**Request**
The exercise asks you to copy every line below in which "plán" appears.

╭──

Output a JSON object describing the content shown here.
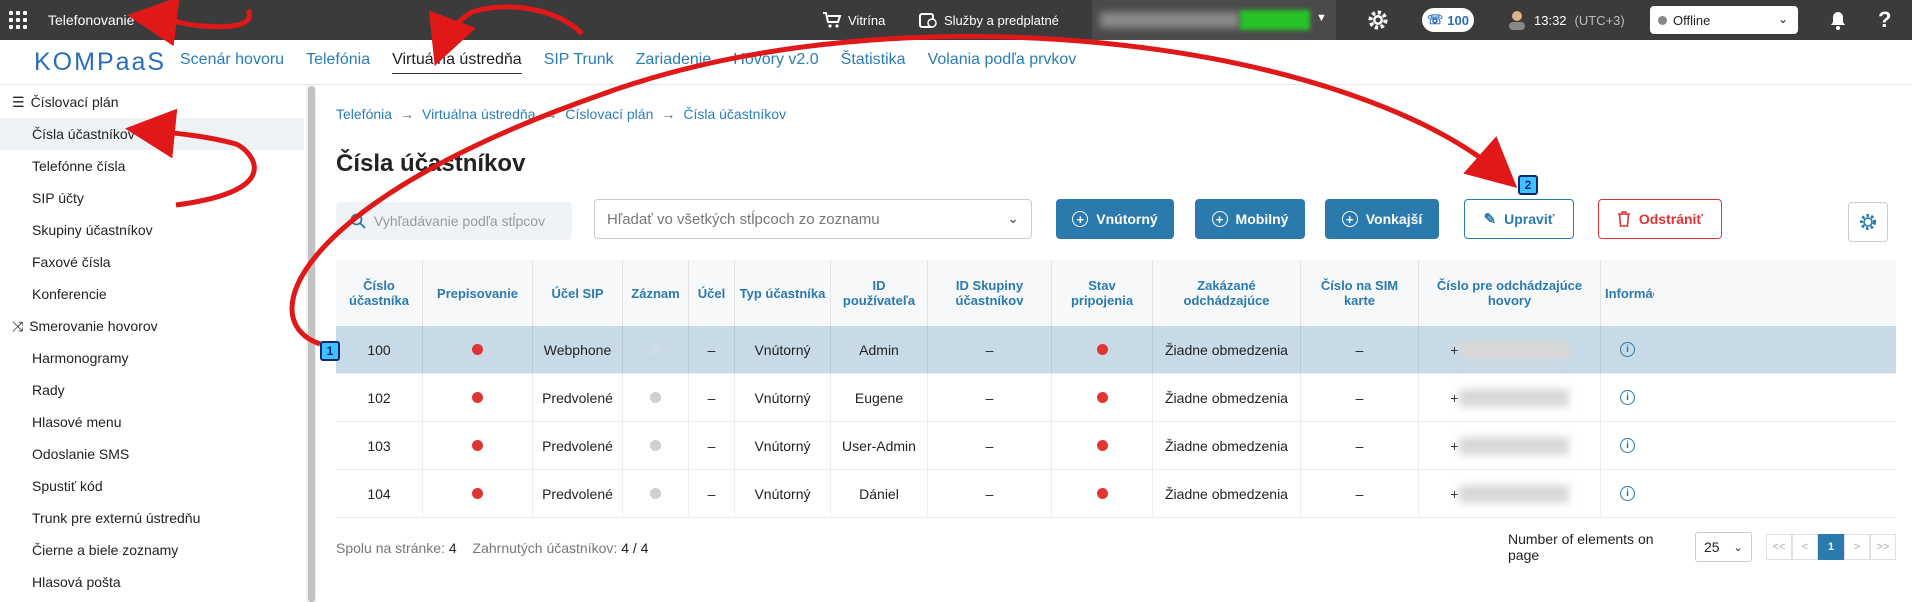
{
  "topbar": {
    "app_title": "Telefonovanie",
    "vitrina": "Vitrína",
    "services": "Služby a predplatné",
    "phone_count": "100",
    "time": "13:32",
    "timezone": "(UTC+3)",
    "status": "Offline"
  },
  "navbar": {
    "logo": "KOMPaaS",
    "items": [
      "Scenár hovoru",
      "Telefónia",
      "Virtuálna ústredňa",
      "SIP Trunk",
      "Zariadenie",
      "Hovory v2.0",
      "Štatistika",
      "Volania podľa prvkov"
    ]
  },
  "sidebar": {
    "group1": "Číslovací plán",
    "group1_items": [
      "Čísla účastníkov",
      "Telefónne čísla",
      "SIP účty",
      "Skupiny účastníkov",
      "Faxové čísla",
      "Konferencie"
    ],
    "group2": "Smerovanie hovorov",
    "group2_items": [
      "Harmonogramy",
      "Rady",
      "Hlasové menu",
      "Odoslanie SMS",
      "Spustiť kód",
      "Trunk pre externú ústredňu",
      "Čierne a biele zoznamy",
      "Hlasová pošta"
    ]
  },
  "breadcrumb": [
    "Telefónia",
    "Virtuálna ústredňa",
    "Číslovací plán",
    "Čísla účastníkov"
  ],
  "page_title": "Čísla účastníkov",
  "toolbar": {
    "filter_placeholder": "Vyhľadávanie podľa stĺpcov",
    "search_placeholder": "Hľadať vo všetkých stĺpcoch zo zoznamu",
    "btn_internal": "Vnútorný",
    "btn_mobile": "Mobilný",
    "btn_external": "Vonkajší",
    "btn_edit": "Upraviť",
    "btn_delete": "Odstrániť"
  },
  "table": {
    "headers": [
      "Číslo účastníka",
      "Prepisovanie",
      "Účel SIP",
      "Záznam",
      "Účel",
      "Typ účastníka",
      "ID používateľa",
      "ID Skupiny účastníkov",
      "Stav pripojenia",
      "Zakázané odchádzajúce",
      "Číslo na SIM karte",
      "Číslo pre odchádzajúce hovory",
      "Informácie"
    ],
    "rows": [
      {
        "number": "100",
        "sip": "Webphone",
        "purpose": "–",
        "type": "Vnútorný",
        "user": "Admin",
        "group": "–",
        "restriction": "Žiadne obmedzenia",
        "sim": "–",
        "outgoing": "+",
        "selected": true
      },
      {
        "number": "102",
        "sip": "Predvolené",
        "purpose": "–",
        "type": "Vnútorný",
        "user": "Eugene",
        "group": "–",
        "restriction": "Žiadne obmedzenia",
        "sim": "–",
        "outgoing": "+",
        "selected": false
      },
      {
        "number": "103",
        "sip": "Predvolené",
        "purpose": "–",
        "type": "Vnútorný",
        "user": "User-Admin",
        "group": "–",
        "restriction": "Žiadne obmedzenia",
        "sim": "–",
        "outgoing": "+",
        "selected": false
      },
      {
        "number": "104",
        "sip": "Predvolené",
        "purpose": "–",
        "type": "Vnútorný",
        "user": "Dániel",
        "group": "–",
        "restriction": "Žiadne obmedzenia",
        "sim": "–",
        "outgoing": "+",
        "selected": false
      }
    ]
  },
  "footer": {
    "per_page_label": "Spolu na stránke:",
    "per_page_value": "4",
    "included_label": "Zahrnutých účastníkov:",
    "included_value": "4 / 4",
    "page_size_label": "Number of elements on page",
    "page_size": "25",
    "current_page": "1",
    "pager": [
      "<<",
      "<",
      "1",
      ">",
      ">>"
    ]
  },
  "markers": [
    "1",
    "2"
  ],
  "colors": {
    "accent": "#2a7aad",
    "delete": "#e03434",
    "annotation": "#e01818"
  }
}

╰──

**Problem solution**
    "group1": "Číslovací plán",
    "Číslovací plán",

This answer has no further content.